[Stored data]
# # # #

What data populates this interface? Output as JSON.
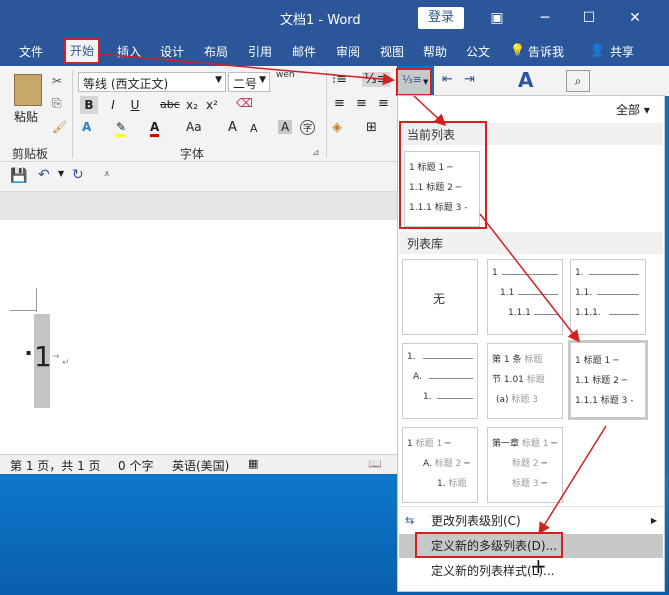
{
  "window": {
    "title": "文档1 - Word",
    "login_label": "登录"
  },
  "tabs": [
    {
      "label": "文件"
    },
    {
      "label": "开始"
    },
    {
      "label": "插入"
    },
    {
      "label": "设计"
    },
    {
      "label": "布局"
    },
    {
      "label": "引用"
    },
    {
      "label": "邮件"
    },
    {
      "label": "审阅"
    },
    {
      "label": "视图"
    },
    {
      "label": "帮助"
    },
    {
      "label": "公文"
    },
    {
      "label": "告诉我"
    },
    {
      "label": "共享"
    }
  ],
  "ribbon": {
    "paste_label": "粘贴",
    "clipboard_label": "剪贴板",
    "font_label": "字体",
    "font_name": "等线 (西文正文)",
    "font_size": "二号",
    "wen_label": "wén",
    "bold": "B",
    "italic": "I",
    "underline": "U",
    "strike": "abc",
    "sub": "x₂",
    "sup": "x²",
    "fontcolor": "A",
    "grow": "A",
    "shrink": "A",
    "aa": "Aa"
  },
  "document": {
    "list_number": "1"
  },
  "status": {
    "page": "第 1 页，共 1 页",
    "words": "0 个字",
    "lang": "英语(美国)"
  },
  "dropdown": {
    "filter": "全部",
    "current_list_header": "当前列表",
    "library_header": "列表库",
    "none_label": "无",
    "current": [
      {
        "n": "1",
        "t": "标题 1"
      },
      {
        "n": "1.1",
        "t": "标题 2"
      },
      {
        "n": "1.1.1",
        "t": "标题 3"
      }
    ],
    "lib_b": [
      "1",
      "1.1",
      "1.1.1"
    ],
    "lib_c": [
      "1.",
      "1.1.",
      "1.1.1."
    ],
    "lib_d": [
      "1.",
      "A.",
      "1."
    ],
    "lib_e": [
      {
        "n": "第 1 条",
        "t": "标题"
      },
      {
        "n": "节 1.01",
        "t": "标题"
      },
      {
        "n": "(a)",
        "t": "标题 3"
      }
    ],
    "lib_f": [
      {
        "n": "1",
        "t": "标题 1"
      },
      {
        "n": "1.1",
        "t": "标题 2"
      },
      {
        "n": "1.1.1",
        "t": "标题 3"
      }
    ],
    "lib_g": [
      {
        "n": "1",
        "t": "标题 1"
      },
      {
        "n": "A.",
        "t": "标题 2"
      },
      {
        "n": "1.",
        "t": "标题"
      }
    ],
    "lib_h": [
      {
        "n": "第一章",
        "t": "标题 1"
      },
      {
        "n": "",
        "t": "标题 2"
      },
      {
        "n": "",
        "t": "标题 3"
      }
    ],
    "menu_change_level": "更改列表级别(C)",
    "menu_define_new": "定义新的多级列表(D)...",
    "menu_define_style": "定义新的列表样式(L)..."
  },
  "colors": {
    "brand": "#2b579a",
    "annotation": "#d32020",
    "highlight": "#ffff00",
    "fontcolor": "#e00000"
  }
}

# # # #

**REQUIREMENT**
Write out the listing above again, exactly, but with no pictures in the copy.

**OUTPUT BELOW**
What data populates this interface? Output as JSON.
{
  "window": {
    "title": "文档1 - Word",
    "login_label": "登录"
  },
  "tabs": [
    {
      "label": "文件"
    },
    {
      "label": "开始"
    },
    {
      "label": "插入"
    },
    {
      "label": "设计"
    },
    {
      "label": "布局"
    },
    {
      "label": "引用"
    },
    {
      "label": "邮件"
    },
    {
      "label": "审阅"
    },
    {
      "label": "视图"
    },
    {
      "label": "帮助"
    },
    {
      "label": "公文"
    },
    {
      "label": "告诉我"
    },
    {
      "label": "共享"
    }
  ],
  "ribbon": {
    "paste_label": "粘贴",
    "clipboard_label": "剪贴板",
    "font_label": "字体",
    "font_name": "等线 (西文正文)",
    "font_size": "二号",
    "wen_label": "wén",
    "bold": "B",
    "italic": "I",
    "underline": "U",
    "strike": "abc",
    "sub": "x₂",
    "sup": "x²",
    "fontcolor": "A",
    "grow": "A",
    "shrink": "A",
    "aa": "Aa"
  },
  "document": {
    "list_number": "1"
  },
  "status": {
    "page": "第 1 页，共 1 页",
    "words": "0 个字",
    "lang": "英语(美国)"
  },
  "dropdown": {
    "filter": "全部",
    "current_list_header": "当前列表",
    "library_header": "列表库",
    "none_label": "无",
    "current": [
      {
        "n": "1",
        "t": "标题 1"
      },
      {
        "n": "1.1",
        "t": "标题 2"
      },
      {
        "n": "1.1.1",
        "t": "标题 3"
      }
    ],
    "lib_b": [
      "1",
      "1.1",
      "1.1.1"
    ],
    "lib_c": [
      "1.",
      "1.1.",
      "1.1.1."
    ],
    "lib_d": [
      "1.",
      "A.",
      "1."
    ],
    "lib_e": [
      {
        "n": "第 1 条",
        "t": "标题"
      },
      {
        "n": "节 1.01",
        "t": "标题"
      },
      {
        "n": "(a)",
        "t": "标题 3"
      }
    ],
    "lib_f": [
      {
        "n": "1",
        "t": "标题 1"
      },
      {
        "n": "1.1",
        "t": "标题 2"
      },
      {
        "n": "1.1.1",
        "t": "标题 3"
      }
    ],
    "lib_g": [
      {
        "n": "1",
        "t": "标题 1"
      },
      {
        "n": "A.",
        "t": "标题 2"
      },
      {
        "n": "1.",
        "t": "标题"
      }
    ],
    "lib_h": [
      {
        "n": "第一章",
        "t": "标题 1"
      },
      {
        "n": "",
        "t": "标题 2"
      },
      {
        "n": "",
        "t": "标题 3"
      }
    ],
    "menu_change_level": "更改列表级别(C)",
    "menu_define_new": "定义新的多级列表(D)...",
    "menu_define_style": "定义新的列表样式(L)..."
  },
  "colors": {
    "brand": "#2b579a",
    "annotation": "#d32020",
    "highlight": "#ffff00",
    "fontcolor": "#e00000"
  }
}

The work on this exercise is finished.